## TASK REQUIREMENTS
Carry on the forum thread about the search listing past its last post.

═════ SELECTED PASSAGE ═════

Next week "Can you smoke Blue Bonnets" will be back on the list!!

Reactions: Funny 2


----------



## Kevin

As long as you found a woodbarter search result and then clicked through to the forum it will. Just typing it in to the SE won't make it appear on the list.


----------



## rocky1

Already #1 for the Search String!


----------



## Kevin

rocky1 said:


> Already #1 for the Search String!



It updates every few hours - it'll show up today sometime if it is.


----------



## Schroedc

Surely you can't be serious.


----------



## Kevin

Wonder how they landed here using the word leprechaun in their phrase?

Reactions: Like 1 | Funny 2


----------



## Kevin

Schroedc said:


> Surely you can't be serious.



I said don't call me shirley.


----------



## rocky1

It's already there on whatever data center my results are pulled out of. May differ on your end, but when I search "Can you smoke Blue Bonnets" this thread is #1 at time of the above post. Didn't click through.

The fact that it was found top of the heap for that search string is not surprising with the thread just resurfacing, and searching the topic heading/title on the thread.


----------



## Tony

Kevin said:


> I said don't call me shirley.



And, he is serious.


----------



## Kevin

rocky1 said:


> It's already there on whatever data center my results are pulled out of. May differ on your end, but when I search "Can you smoke Blue Bonnets" this thread is #1 at time of the above post. Didn't click through.
> 
> The fact that it was found top of the heap for that search string is not surprising with the thread just resurfacing, and searching the topic heading/title on the thread.

═════ SUPPLIED MATERIAL ═════

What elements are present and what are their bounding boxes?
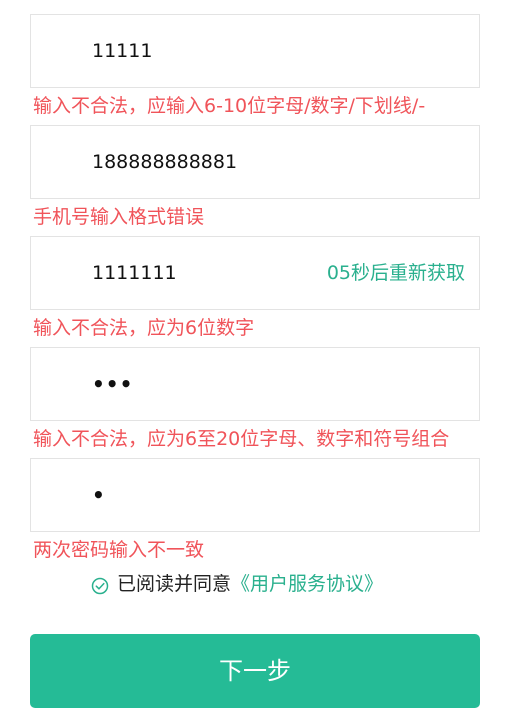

═════

## RESPONSE TO THIS EXERCISE
It doesn't matter how recent this thread was posted in, that's only a small part of the metrics. It would have come up first even if it was 4 years dormant before some crazy Meoweean resurfaced it. Google analytics are very complex and do not depend on any single thing. The reason it showed at the top was #1 (but not only) because the term was an exact match. You can get a #1 listing from something way back in the 90's if it's the most "relevant" thing google can find.


----------



## Don Ratcliff

So if someone were to search for, say; How tall is the leprechaun really? or, Why does kevin log naked in a chigger forest? Perhaps even something like, Is ripjack a homage to Jack? these things would not come up? And you are blaming me for your inability to find the search's Rocky needs?

How Rude!...


----------



## woodman6415

Unless you cultivated your bluebonnets during spring growing season you'll have to wait till next year to smoke them

Reactions: Informative 1


----------



## Kevin

Don Ratcliff said:


> So if someone were to search for, say; How tall is the leprechaun really? or, Why does kevin log naked in a chigger forest? Perhaps even something like, Is ripjack a homage to Jack? these things would not come up? And you are blaming me for your inability to find the search's Rocky needs?
> 
> How Rude!...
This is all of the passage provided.